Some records
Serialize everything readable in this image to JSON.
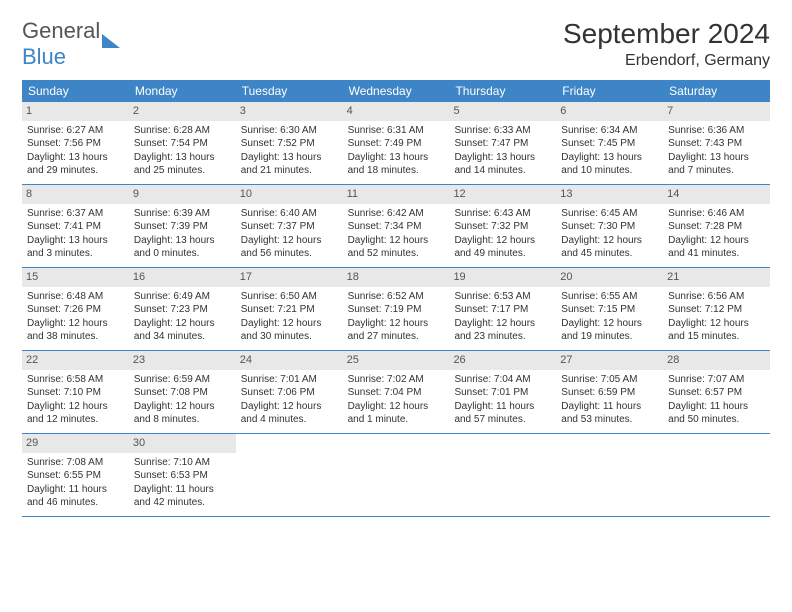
{
  "logo": {
    "text1": "General",
    "text2": "Blue"
  },
  "title": "September 2024",
  "location": "Erbendorf, Germany",
  "colors": {
    "header_bg": "#3d85c6",
    "header_text": "#ffffff",
    "daynum_bg": "#e8e8e8",
    "body_text": "#333333",
    "border": "#3d85c6"
  },
  "typography": {
    "title_fontsize": 28,
    "location_fontsize": 16,
    "header_fontsize": 12,
    "cell_fontsize": 10
  },
  "layout": {
    "columns": 7,
    "rows": 5,
    "cell_min_height": 82
  },
  "day_headers": [
    "Sunday",
    "Monday",
    "Tuesday",
    "Wednesday",
    "Thursday",
    "Friday",
    "Saturday"
  ],
  "weeks": [
    [
      {
        "num": "1",
        "sunrise": "Sunrise: 6:27 AM",
        "sunset": "Sunset: 7:56 PM",
        "dl1": "Daylight: 13 hours",
        "dl2": "and 29 minutes."
      },
      {
        "num": "2",
        "sunrise": "Sunrise: 6:28 AM",
        "sunset": "Sunset: 7:54 PM",
        "dl1": "Daylight: 13 hours",
        "dl2": "and 25 minutes."
      },
      {
        "num": "3",
        "sunrise": "Sunrise: 6:30 AM",
        "sunset": "Sunset: 7:52 PM",
        "dl1": "Daylight: 13 hours",
        "dl2": "and 21 minutes."
      },
      {
        "num": "4",
        "sunrise": "Sunrise: 6:31 AM",
        "sunset": "Sunset: 7:49 PM",
        "dl1": "Daylight: 13 hours",
        "dl2": "and 18 minutes."
      },
      {
        "num": "5",
        "sunrise": "Sunrise: 6:33 AM",
        "sunset": "Sunset: 7:47 PM",
        "dl1": "Daylight: 13 hours",
        "dl2": "and 14 minutes."
      },
      {
        "num": "6",
        "sunrise": "Sunrise: 6:34 AM",
        "sunset": "Sunset: 7:45 PM",
        "dl1": "Daylight: 13 hours",
        "dl2": "and 10 minutes."
      },
      {
        "num": "7",
        "sunrise": "Sunrise: 6:36 AM",
        "sunset": "Sunset: 7:43 PM",
        "dl1": "Daylight: 13 hours",
        "dl2": "and 7 minutes."
      }
    ],
    [
      {
        "num": "8",
        "sunrise": "Sunrise: 6:37 AM",
        "sunset": "Sunset: 7:41 PM",
        "dl1": "Daylight: 13 hours",
        "dl2": "and 3 minutes."
      },
      {
        "num": "9",
        "sunrise": "Sunrise: 6:39 AM",
        "sunset": "Sunset: 7:39 PM",
        "dl1": "Daylight: 13 hours",
        "dl2": "and 0 minutes."
      },
      {
        "num": "10",
        "sunrise": "Sunrise: 6:40 AM",
        "sunset": "Sunset: 7:37 PM",
        "dl1": "Daylight: 12 hours",
        "dl2": "and 56 minutes."
      },
      {
        "num": "11",
        "sunrise": "Sunrise: 6:42 AM",
        "sunset": "Sunset: 7:34 PM",
        "dl1": "Daylight: 12 hours",
        "dl2": "and 52 minutes."
      },
      {
        "num": "12",
        "sunrise": "Sunrise: 6:43 AM",
        "sunset": "Sunset: 7:32 PM",
        "dl1": "Daylight: 12 hours",
        "dl2": "and 49 minutes."
      },
      {
        "num": "13",
        "sunrise": "Sunrise: 6:45 AM",
        "sunset": "Sunset: 7:30 PM",
        "dl1": "Daylight: 12 hours",
        "dl2": "and 45 minutes."
      },
      {
        "num": "14",
        "sunrise": "Sunrise: 6:46 AM",
        "sunset": "Sunset: 7:28 PM",
        "dl1": "Daylight: 12 hours",
        "dl2": "and 41 minutes."
      }
    ],
    [
      {
        "num": "15",
        "sunrise": "Sunrise: 6:48 AM",
        "sunset": "Sunset: 7:26 PM",
        "dl1": "Daylight: 12 hours",
        "dl2": "and 38 minutes."
      },
      {
        "num": "16",
        "sunrise": "Sunrise: 6:49 AM",
        "sunset": "Sunset: 7:23 PM",
        "dl1": "Daylight: 12 hours",
        "dl2": "and 34 minutes."
      },
      {
        "num": "17",
        "sunrise": "Sunrise: 6:50 AM",
        "sunset": "Sunset: 7:21 PM",
        "dl1": "Daylight: 12 hours",
        "dl2": "and 30 minutes."
      },
      {
        "num": "18",
        "sunrise": "Sunrise: 6:52 AM",
        "sunset": "Sunset: 7:19 PM",
        "dl1": "Daylight: 12 hours",
        "dl2": "and 27 minutes."
      },
      {
        "num": "19",
        "sunrise": "Sunrise: 6:53 AM",
        "sunset": "Sunset: 7:17 PM",
        "dl1": "Daylight: 12 hours",
        "dl2": "and 23 minutes."
      },
      {
        "num": "20",
        "sunrise": "Sunrise: 6:55 AM",
        "sunset": "Sunset: 7:15 PM",
        "dl1": "Daylight: 12 hours",
        "dl2": "and 19 minutes."
      },
      {
        "num": "21",
        "sunrise": "Sunrise: 6:56 AM",
        "sunset": "Sunset: 7:12 PM",
        "dl1": "Daylight: 12 hours",
        "dl2": "and 15 minutes."
      }
    ],
    [
      {
        "num": "22",
        "sunrise": "Sunrise: 6:58 AM",
        "sunset": "Sunset: 7:10 PM",
        "dl1": "Daylight: 12 hours",
        "dl2": "and 12 minutes."
      },
      {
        "num": "23",
        "sunrise": "Sunrise: 6:59 AM",
        "sunset": "Sunset: 7:08 PM",
        "dl1": "Daylight: 12 hours",
        "dl2": "and 8 minutes."
      },
      {
        "num": "24",
        "sunrise": "Sunrise: 7:01 AM",
        "sunset": "Sunset: 7:06 PM",
        "dl1": "Daylight: 12 hours",
        "dl2": "and 4 minutes."
      },
      {
        "num": "25",
        "sunrise": "Sunrise: 7:02 AM",
        "sunset": "Sunset: 7:04 PM",
        "dl1": "Daylight: 12 hours",
        "dl2": "and 1 minute."
      },
      {
        "num": "26",
        "sunrise": "Sunrise: 7:04 AM",
        "sunset": "Sunset: 7:01 PM",
        "dl1": "Daylight: 11 hours",
        "dl2": "and 57 minutes."
      },
      {
        "num": "27",
        "sunrise": "Sunrise: 7:05 AM",
        "sunset": "Sunset: 6:59 PM",
        "dl1": "Daylight: 11 hours",
        "dl2": "and 53 minutes."
      },
      {
        "num": "28",
        "sunrise": "Sunrise: 7:07 AM",
        "sunset": "Sunset: 6:57 PM",
        "dl1": "Daylight: 11 hours",
        "dl2": "and 50 minutes."
      }
    ],
    [
      {
        "num": "29",
        "sunrise": "Sunrise: 7:08 AM",
        "sunset": "Sunset: 6:55 PM",
        "dl1": "Daylight: 11 hours",
        "dl2": "and 46 minutes."
      },
      {
        "num": "30",
        "sunrise": "Sunrise: 7:10 AM",
        "sunset": "Sunset: 6:53 PM",
        "dl1": "Daylight: 11 hours",
        "dl2": "and 42 minutes."
      },
      null,
      null,
      null,
      null,
      null
    ]
  ]
}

- THE PROBLEM -
Quote the listing above in full, except for the pictures.

- RESULT OF THIS EXERCISE -
Serialize everything readable in this image to JSON.
{
  "logo": {
    "text1": "General",
    "text2": "Blue"
  },
  "title": "September 2024",
  "location": "Erbendorf, Germany",
  "colors": {
    "header_bg": "#3d85c6",
    "header_text": "#ffffff",
    "daynum_bg": "#e8e8e8",
    "body_text": "#333333",
    "border": "#3d85c6"
  },
  "typography": {
    "title_fontsize": 28,
    "location_fontsize": 16,
    "header_fontsize": 12,
    "cell_fontsize": 10
  },
  "layout": {
    "columns": 7,
    "rows": 5,
    "cell_min_height": 82
  },
  "day_headers": [
    "Sunday",
    "Monday",
    "Tuesday",
    "Wednesday",
    "Thursday",
    "Friday",
    "Saturday"
  ],
  "weeks": [
    [
      {
        "num": "1",
        "sunrise": "Sunrise: 6:27 AM",
        "sunset": "Sunset: 7:56 PM",
        "dl1": "Daylight: 13 hours",
        "dl2": "and 29 minutes."
      },
      {
        "num": "2",
        "sunrise": "Sunrise: 6:28 AM",
        "sunset": "Sunset: 7:54 PM",
        "dl1": "Daylight: 13 hours",
        "dl2": "and 25 minutes."
      },
      {
        "num": "3",
        "sunrise": "Sunrise: 6:30 AM",
        "sunset": "Sunset: 7:52 PM",
        "dl1": "Daylight: 13 hours",
        "dl2": "and 21 minutes."
      },
      {
        "num": "4",
        "sunrise": "Sunrise: 6:31 AM",
        "sunset": "Sunset: 7:49 PM",
        "dl1": "Daylight: 13 hours",
        "dl2": "and 18 minutes."
      },
      {
        "num": "5",
        "sunrise": "Sunrise: 6:33 AM",
        "sunset": "Sunset: 7:47 PM",
        "dl1": "Daylight: 13 hours",
        "dl2": "and 14 minutes."
      },
      {
        "num": "6",
        "sunrise": "Sunrise: 6:34 AM",
        "sunset": "Sunset: 7:45 PM",
        "dl1": "Daylight: 13 hours",
        "dl2": "and 10 minutes."
      },
      {
        "num": "7",
        "sunrise": "Sunrise: 6:36 AM",
        "sunset": "Sunset: 7:43 PM",
        "dl1": "Daylight: 13 hours",
        "dl2": "and 7 minutes."
      }
    ],
    [
      {
        "num": "8",
        "sunrise": "Sunrise: 6:37 AM",
        "sunset": "Sunset: 7:41 PM",
        "dl1": "Daylight: 13 hours",
        "dl2": "and 3 minutes."
      },
      {
        "num": "9",
        "sunrise": "Sunrise: 6:39 AM",
        "sunset": "Sunset: 7:39 PM",
        "dl1": "Daylight: 13 hours",
        "dl2": "and 0 minutes."
      },
      {
        "num": "10",
        "sunrise": "Sunrise: 6:40 AM",
        "sunset": "Sunset: 7:37 PM",
        "dl1": "Daylight: 12 hours",
        "dl2": "and 56 minutes."
      },
      {
        "num": "11",
        "sunrise": "Sunrise: 6:42 AM",
        "sunset": "Sunset: 7:34 PM",
        "dl1": "Daylight: 12 hours",
        "dl2": "and 52 minutes."
      },
      {
        "num": "12",
        "sunrise": "Sunrise: 6:43 AM",
        "sunset": "Sunset: 7:32 PM",
        "dl1": "Daylight: 12 hours",
        "dl2": "and 49 minutes."
      },
      {
        "num": "13",
        "sunrise": "Sunrise: 6:45 AM",
        "sunset": "Sunset: 7:30 PM",
        "dl1": "Daylight: 12 hours",
        "dl2": "and 45 minutes."
      },
      {
        "num": "14",
        "sunrise": "Sunrise: 6:46 AM",
        "sunset": "Sunset: 7:28 PM",
        "dl1": "Daylight: 12 hours",
        "dl2": "and 41 minutes."
      }
    ],
    [
      {
        "num": "15",
        "sunrise": "Sunrise: 6:48 AM",
        "sunset": "Sunset: 7:26 PM",
        "dl1": "Daylight: 12 hours",
        "dl2": "and 38 minutes."
      },
      {
        "num": "16",
        "sunrise": "Sunrise: 6:49 AM",
        "sunset": "Sunset: 7:23 PM",
        "dl1": "Daylight: 12 hours",
        "dl2": "and 34 minutes."
      },
      {
        "num": "17",
        "sunrise": "Sunrise: 6:50 AM",
        "sunset": "Sunset: 7:21 PM",
        "dl1": "Daylight: 12 hours",
        "dl2": "and 30 minutes."
      },
      {
        "num": "18",
        "sunrise": "Sunrise: 6:52 AM",
        "sunset": "Sunset: 7:19 PM",
        "dl1": "Daylight: 12 hours",
        "dl2": "and 27 minutes."
      },
      {
        "num": "19",
        "sunrise": "Sunrise: 6:53 AM",
        "sunset": "Sunset: 7:17 PM",
        "dl1": "Daylight: 12 hours",
        "dl2": "and 23 minutes."
      },
      {
        "num": "20",
        "sunrise": "Sunrise: 6:55 AM",
        "sunset": "Sunset: 7:15 PM",
        "dl1": "Daylight: 12 hours",
        "dl2": "and 19 minutes."
      },
      {
        "num": "21",
        "sunrise": "Sunrise: 6:56 AM",
        "sunset": "Sunset: 7:12 PM",
        "dl1": "Daylight: 12 hours",
        "dl2": "and 15 minutes."
      }
    ],
    [
      {
        "num": "22",
        "sunrise": "Sunrise: 6:58 AM",
        "sunset": "Sunset: 7:10 PM",
        "dl1": "Daylight: 12 hours",
        "dl2": "and 12 minutes."
      },
      {
        "num": "23",
        "sunrise": "Sunrise: 6:59 AM",
        "sunset": "Sunset: 7:08 PM",
        "dl1": "Daylight: 12 hours",
        "dl2": "and 8 minutes."
      },
      {
        "num": "24",
        "sunrise": "Sunrise: 7:01 AM",
        "sunset": "Sunset: 7:06 PM",
        "dl1": "Daylight: 12 hours",
        "dl2": "and 4 minutes."
      },
      {
        "num": "25",
        "sunrise": "Sunrise: 7:02 AM",
        "sunset": "Sunset: 7:04 PM",
        "dl1": "Daylight: 12 hours",
        "dl2": "and 1 minute."
      },
      {
        "num": "26",
        "sunrise": "Sunrise: 7:04 AM",
        "sunset": "Sunset: 7:01 PM",
        "dl1": "Daylight: 11 hours",
        "dl2": "and 57 minutes."
      },
      {
        "num": "27",
        "sunrise": "Sunrise: 7:05 AM",
        "sunset": "Sunset: 6:59 PM",
        "dl1": "Daylight: 11 hours",
        "dl2": "and 53 minutes."
      },
      {
        "num": "28",
        "sunrise": "Sunrise: 7:07 AM",
        "sunset": "Sunset: 6:57 PM",
        "dl1": "Daylight: 11 hours",
        "dl2": "and 50 minutes."
      }
    ],
    [
      {
        "num": "29",
        "sunrise": "Sunrise: 7:08 AM",
        "sunset": "Sunset: 6:55 PM",
        "dl1": "Daylight: 11 hours",
        "dl2": "and 46 minutes."
      },
      {
        "num": "30",
        "sunrise": "Sunrise: 7:10 AM",
        "sunset": "Sunset: 6:53 PM",
        "dl1": "Daylight: 11 hours",
        "dl2": "and 42 minutes."
      },
      null,
      null,
      null,
      null,
      null
    ]
  ]
}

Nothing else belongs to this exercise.